## Task objective
Records follow. Select each line holding "total".

## Data extracted from a collection
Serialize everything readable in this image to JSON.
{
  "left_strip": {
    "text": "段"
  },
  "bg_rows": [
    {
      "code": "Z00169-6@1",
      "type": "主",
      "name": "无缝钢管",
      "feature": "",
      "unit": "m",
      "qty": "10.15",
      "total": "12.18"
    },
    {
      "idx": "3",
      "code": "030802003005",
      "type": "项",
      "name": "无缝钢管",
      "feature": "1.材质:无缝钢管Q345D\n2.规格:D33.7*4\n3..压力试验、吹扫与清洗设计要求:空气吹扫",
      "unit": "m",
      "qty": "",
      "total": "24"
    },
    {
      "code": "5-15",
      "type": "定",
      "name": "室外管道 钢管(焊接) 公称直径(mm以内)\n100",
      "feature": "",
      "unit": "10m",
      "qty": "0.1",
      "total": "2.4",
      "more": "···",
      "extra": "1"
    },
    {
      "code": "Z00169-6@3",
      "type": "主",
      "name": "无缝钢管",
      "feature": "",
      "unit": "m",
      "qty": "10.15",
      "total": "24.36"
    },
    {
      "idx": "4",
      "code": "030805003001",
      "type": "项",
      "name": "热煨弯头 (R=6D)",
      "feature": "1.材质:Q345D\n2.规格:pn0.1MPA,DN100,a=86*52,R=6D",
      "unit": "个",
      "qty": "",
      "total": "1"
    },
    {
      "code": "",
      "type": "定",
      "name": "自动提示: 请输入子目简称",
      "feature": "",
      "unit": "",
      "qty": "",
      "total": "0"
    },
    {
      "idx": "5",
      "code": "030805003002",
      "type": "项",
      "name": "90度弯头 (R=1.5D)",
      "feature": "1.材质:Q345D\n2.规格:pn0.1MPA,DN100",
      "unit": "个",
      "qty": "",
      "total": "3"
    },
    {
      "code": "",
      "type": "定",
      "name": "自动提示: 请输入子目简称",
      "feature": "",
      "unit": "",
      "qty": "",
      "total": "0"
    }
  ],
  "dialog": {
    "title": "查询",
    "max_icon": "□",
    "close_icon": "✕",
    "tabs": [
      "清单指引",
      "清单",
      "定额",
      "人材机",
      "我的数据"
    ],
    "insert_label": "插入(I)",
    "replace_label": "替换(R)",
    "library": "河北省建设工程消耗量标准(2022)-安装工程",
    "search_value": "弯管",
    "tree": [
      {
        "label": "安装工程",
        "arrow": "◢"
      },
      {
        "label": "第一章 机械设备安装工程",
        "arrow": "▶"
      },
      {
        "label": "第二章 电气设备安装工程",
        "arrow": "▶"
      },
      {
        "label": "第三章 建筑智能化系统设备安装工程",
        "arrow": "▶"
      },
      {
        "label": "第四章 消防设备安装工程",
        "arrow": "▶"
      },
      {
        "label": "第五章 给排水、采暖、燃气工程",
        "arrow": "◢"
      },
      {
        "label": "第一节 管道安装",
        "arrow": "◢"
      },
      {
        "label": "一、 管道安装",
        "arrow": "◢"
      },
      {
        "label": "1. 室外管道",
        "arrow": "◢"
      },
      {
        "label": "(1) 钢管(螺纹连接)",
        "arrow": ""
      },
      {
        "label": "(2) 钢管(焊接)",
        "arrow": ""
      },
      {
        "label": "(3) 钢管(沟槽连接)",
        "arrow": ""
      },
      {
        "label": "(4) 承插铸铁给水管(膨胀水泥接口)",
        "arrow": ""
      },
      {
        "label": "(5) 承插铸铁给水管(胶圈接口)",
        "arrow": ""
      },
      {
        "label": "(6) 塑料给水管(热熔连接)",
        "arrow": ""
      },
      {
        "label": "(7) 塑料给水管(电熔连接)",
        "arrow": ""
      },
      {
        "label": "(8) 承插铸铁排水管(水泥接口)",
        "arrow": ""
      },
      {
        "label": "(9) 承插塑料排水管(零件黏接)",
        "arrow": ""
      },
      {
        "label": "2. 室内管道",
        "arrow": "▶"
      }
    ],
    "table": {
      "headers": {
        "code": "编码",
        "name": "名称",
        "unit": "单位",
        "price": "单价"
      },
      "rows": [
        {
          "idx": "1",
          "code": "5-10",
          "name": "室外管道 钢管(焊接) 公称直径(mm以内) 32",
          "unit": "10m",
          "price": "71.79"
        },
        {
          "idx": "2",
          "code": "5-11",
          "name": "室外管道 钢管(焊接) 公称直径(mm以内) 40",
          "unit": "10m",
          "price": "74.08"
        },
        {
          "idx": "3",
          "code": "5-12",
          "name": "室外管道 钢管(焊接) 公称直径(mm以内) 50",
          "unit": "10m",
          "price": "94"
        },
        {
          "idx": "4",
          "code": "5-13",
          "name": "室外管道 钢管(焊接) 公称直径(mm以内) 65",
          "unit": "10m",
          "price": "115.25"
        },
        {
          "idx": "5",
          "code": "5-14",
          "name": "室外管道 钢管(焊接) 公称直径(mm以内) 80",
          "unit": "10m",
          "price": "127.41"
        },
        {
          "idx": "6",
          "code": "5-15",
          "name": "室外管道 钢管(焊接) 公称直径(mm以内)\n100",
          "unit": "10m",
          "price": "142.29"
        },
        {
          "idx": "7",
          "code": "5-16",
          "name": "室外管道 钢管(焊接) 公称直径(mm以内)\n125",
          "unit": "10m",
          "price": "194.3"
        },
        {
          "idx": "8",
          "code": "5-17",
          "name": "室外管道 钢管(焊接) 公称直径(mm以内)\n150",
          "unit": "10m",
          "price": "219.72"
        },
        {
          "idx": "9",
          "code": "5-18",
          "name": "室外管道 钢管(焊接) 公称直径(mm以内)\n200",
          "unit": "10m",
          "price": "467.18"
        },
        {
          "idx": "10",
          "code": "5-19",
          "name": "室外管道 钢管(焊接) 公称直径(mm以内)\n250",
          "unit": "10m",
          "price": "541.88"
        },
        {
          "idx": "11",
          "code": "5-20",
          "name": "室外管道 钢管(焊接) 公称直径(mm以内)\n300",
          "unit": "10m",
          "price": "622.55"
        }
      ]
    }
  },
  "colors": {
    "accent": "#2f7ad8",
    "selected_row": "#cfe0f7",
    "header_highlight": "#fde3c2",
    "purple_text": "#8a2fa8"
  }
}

## Task solution
      "total": "12.18"
      "total": "24"
      "total": "2.4",
      "total": "24.36"
      "total": "1"
      "total": "0"
      "total": "3"
      "total": "0"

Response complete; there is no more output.